** START OF DATASET RECORDS **

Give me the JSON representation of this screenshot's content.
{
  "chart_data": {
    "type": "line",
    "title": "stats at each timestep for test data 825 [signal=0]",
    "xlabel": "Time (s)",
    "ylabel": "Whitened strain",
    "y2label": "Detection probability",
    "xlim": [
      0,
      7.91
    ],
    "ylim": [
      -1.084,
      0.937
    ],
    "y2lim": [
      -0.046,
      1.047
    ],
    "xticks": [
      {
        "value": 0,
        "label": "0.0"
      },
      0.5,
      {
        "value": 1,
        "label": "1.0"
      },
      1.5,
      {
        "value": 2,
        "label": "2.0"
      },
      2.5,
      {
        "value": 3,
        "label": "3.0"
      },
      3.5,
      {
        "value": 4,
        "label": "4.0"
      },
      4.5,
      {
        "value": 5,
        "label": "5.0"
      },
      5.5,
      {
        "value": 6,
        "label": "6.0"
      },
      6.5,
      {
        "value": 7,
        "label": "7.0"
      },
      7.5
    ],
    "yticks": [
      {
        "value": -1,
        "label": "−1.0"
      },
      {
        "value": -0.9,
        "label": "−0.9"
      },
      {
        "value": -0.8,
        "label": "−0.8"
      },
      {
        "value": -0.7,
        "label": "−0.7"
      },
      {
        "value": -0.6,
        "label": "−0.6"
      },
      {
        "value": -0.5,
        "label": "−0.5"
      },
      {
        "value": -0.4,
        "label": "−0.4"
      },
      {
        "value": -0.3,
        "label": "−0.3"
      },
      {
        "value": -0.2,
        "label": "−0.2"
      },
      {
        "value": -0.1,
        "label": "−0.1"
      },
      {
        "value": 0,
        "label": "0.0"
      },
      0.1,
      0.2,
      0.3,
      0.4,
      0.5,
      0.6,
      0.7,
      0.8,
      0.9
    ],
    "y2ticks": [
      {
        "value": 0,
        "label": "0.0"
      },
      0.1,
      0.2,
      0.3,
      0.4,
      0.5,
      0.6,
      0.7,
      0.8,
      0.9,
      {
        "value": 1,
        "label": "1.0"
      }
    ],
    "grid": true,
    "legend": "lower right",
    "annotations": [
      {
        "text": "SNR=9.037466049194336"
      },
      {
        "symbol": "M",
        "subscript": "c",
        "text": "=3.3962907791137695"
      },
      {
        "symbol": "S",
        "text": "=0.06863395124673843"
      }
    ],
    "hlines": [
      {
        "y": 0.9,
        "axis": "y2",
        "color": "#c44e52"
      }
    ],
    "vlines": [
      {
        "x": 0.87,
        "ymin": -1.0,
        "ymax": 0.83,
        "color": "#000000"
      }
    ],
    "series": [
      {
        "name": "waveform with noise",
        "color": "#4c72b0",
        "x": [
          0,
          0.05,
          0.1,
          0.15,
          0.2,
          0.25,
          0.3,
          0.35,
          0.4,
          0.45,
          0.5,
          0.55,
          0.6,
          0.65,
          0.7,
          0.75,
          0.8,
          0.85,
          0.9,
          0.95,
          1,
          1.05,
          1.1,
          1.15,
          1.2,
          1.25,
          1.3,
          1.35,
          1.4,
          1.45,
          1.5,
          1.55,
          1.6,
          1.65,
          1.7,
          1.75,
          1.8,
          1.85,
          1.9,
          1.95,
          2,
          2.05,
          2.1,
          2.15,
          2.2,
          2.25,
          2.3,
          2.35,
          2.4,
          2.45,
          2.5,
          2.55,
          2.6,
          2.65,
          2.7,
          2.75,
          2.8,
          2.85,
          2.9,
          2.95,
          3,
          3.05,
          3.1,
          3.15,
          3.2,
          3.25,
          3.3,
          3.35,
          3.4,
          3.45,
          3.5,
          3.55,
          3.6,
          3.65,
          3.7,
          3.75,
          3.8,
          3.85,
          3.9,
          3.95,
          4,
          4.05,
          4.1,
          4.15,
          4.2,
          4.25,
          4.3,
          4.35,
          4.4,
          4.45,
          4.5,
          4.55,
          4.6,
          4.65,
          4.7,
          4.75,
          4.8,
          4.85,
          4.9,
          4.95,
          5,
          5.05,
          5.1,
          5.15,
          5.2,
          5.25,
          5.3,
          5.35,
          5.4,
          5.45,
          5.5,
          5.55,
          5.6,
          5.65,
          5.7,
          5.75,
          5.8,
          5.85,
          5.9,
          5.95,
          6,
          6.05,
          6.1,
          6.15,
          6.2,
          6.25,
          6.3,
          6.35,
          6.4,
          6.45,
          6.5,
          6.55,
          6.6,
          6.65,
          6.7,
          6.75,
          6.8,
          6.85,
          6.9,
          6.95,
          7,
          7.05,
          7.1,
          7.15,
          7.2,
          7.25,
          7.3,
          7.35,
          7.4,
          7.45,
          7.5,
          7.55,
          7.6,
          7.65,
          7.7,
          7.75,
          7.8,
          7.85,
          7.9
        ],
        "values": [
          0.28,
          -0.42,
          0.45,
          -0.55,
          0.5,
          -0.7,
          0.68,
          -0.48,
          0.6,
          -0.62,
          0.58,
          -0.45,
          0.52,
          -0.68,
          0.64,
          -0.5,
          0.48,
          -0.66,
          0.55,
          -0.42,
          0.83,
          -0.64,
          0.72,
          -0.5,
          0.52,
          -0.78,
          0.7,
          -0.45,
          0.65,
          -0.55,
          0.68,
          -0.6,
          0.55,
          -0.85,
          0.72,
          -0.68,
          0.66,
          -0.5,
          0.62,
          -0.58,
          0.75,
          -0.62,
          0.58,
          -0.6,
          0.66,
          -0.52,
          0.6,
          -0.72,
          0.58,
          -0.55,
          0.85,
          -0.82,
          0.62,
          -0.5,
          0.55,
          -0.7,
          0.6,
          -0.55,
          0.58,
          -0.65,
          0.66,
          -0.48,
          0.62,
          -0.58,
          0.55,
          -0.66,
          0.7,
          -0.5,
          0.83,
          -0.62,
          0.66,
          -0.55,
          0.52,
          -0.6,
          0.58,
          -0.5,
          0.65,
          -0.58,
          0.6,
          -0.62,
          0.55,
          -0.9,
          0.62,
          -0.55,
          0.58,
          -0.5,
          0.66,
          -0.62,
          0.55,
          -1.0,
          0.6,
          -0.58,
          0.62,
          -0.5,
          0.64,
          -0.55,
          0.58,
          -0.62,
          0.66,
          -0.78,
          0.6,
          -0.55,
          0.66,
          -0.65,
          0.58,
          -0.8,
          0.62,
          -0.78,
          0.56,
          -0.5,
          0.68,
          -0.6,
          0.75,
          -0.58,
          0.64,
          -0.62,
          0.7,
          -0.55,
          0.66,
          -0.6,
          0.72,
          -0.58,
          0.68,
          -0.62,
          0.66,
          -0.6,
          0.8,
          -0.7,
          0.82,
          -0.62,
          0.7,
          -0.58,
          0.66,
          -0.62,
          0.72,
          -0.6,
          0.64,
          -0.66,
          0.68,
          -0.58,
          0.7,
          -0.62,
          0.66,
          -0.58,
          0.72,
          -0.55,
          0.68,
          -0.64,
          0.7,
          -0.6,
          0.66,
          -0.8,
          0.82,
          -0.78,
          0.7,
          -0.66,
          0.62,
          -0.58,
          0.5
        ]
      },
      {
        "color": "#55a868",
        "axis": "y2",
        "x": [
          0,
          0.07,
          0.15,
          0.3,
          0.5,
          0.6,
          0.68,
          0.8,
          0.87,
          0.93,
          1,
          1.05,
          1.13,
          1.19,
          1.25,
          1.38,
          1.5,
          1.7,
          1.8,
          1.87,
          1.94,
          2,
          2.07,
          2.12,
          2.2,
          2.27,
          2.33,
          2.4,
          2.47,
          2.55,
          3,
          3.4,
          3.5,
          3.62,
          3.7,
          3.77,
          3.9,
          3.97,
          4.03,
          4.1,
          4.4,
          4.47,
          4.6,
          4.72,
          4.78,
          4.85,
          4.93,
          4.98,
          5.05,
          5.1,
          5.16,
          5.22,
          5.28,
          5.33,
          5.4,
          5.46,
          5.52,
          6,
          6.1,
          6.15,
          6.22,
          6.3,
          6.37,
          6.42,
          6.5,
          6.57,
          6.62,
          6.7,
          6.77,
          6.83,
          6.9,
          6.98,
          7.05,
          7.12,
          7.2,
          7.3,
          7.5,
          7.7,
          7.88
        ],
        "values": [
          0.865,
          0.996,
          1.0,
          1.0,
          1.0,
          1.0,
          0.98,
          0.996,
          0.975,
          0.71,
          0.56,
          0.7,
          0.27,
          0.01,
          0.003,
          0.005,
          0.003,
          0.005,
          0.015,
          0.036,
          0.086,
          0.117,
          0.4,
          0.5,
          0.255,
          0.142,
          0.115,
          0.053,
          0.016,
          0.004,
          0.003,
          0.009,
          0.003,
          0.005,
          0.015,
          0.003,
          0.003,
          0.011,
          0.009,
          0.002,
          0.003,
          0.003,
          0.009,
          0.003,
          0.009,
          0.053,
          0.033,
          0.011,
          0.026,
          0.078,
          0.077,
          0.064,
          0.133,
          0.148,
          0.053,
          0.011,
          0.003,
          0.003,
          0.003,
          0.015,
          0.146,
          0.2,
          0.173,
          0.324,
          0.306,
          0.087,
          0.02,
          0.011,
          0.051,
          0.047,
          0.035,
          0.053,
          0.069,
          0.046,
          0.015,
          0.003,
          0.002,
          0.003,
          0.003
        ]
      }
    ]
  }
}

** END OF DATASET RECORDS **

▶ **WORK TO DO**: Check each line above for the word "text" and copy the ones that have it.

▶ **FINAL RESULT**:
        "text": "SNR=9.037466049194336"
        "text": "=3.3962907791137695"
        "text": "=0.06863395124673843"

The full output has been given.